| Supplied data |
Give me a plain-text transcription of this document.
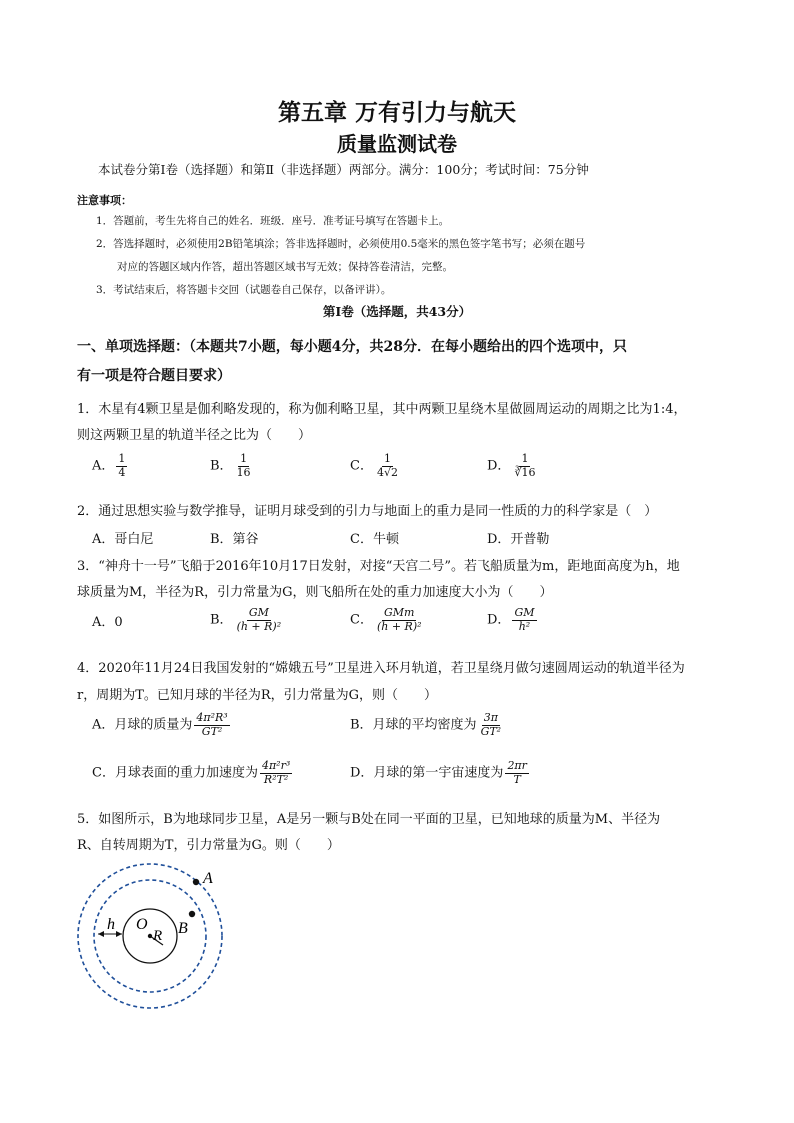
第五章 万有引力与航天
质量监测试卷
本试卷分第Ⅰ卷（选择题）和第Ⅱ（非选择题）两部分。满分：100分；考试时间：75分钟
注意事项：
1．答题前，考生先将自己的姓名．班级．座号．准考证号填写在答题卡上。
2．答选择题时，必须使用2B铅笔填涂；答非选择题时，必须使用0.5毫米的黑色签字笔书写；必须在题号
对应的答题区域内作答，超出答题区域书写无效；保持答卷清洁，完整。
3．考试结束后，将答题卡交回（试题卷自己保存，以备评讲）。
第Ⅰ卷（选择题，共43分）
一、单项选择题：（本题共7小题，每小题4分，共28分．在每小题给出的四个选项中，只
有一项是符合题目要求）
1．木星有4颗卫星是伽利略发现的，称为伽利略卫星，其中两颗卫星绕木星做圆周运动的周期之比为1:4，
则这两颗卫星的轨道半径之比为（　　）
A． $\frac{1}{4}$	B． $\frac{1}{16}$	C． $\frac{1}{4√2}$	D． $\frac{1}{∛16}$
2．通过思想实验与数学推导，证明月球受到的引力与地面上的重力是同一性质的力的科学家是（　）
A．哥白尼	B．第谷	C．牛顿	D．开普勒
3．“神舟十一号”飞船于2016年10月17日发射，对接“天宫二号”。若飞船质量为m，距地面高度为h，地
球质量为M，半径为R，引力常量为G，则飞船所在处的重力加速度大小为（　　）
A．0	B． $\frac{GM}{\text{(h + R)²}}$	C． $\frac{\text{GMm}}{\text{(h + R)²}}$	D． $\frac{GM}{\text{h²}}$
4．2020年11月24日我国发射的“嫦娥五号”卫星进入环月轨道，若卫星绕月做匀速圆周运动的轨道半径为
r，周期为T。已知月球的半径为R，引力常量为G，则（　　）
A．月球的质量为 $\frac{\text{4π²R³}}{\text{GT²}}$	B．月球的平均密度为 $\frac{3\pi}{\text{GT²}}$
C．月球表面的重力加速度为 $\frac{\text{4π²r³}}{\text{R²T²}}$	D．月球的第一宇宙速度为 $\frac{2\pi r}{T}$
5．如图所示，B为地球同步卫星，A是另一颗与B处在同一平面的卫星，已知地球的质量为M、半径为
R、自转周期为T，引力常量为G。则（　　）
A
B
O
R
h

| Description of the task |
Return a copy of every line that includes the word "引力常量为G".

| Answer in full |
球质量为M，半径为R，引力常量为G，则飞船所在处的重力加速度大小为（　　）
r，周期为T。已知月球的半径为R，引力常量为G，则（　　）
R、自转周期为T，引力常量为G。则（　　）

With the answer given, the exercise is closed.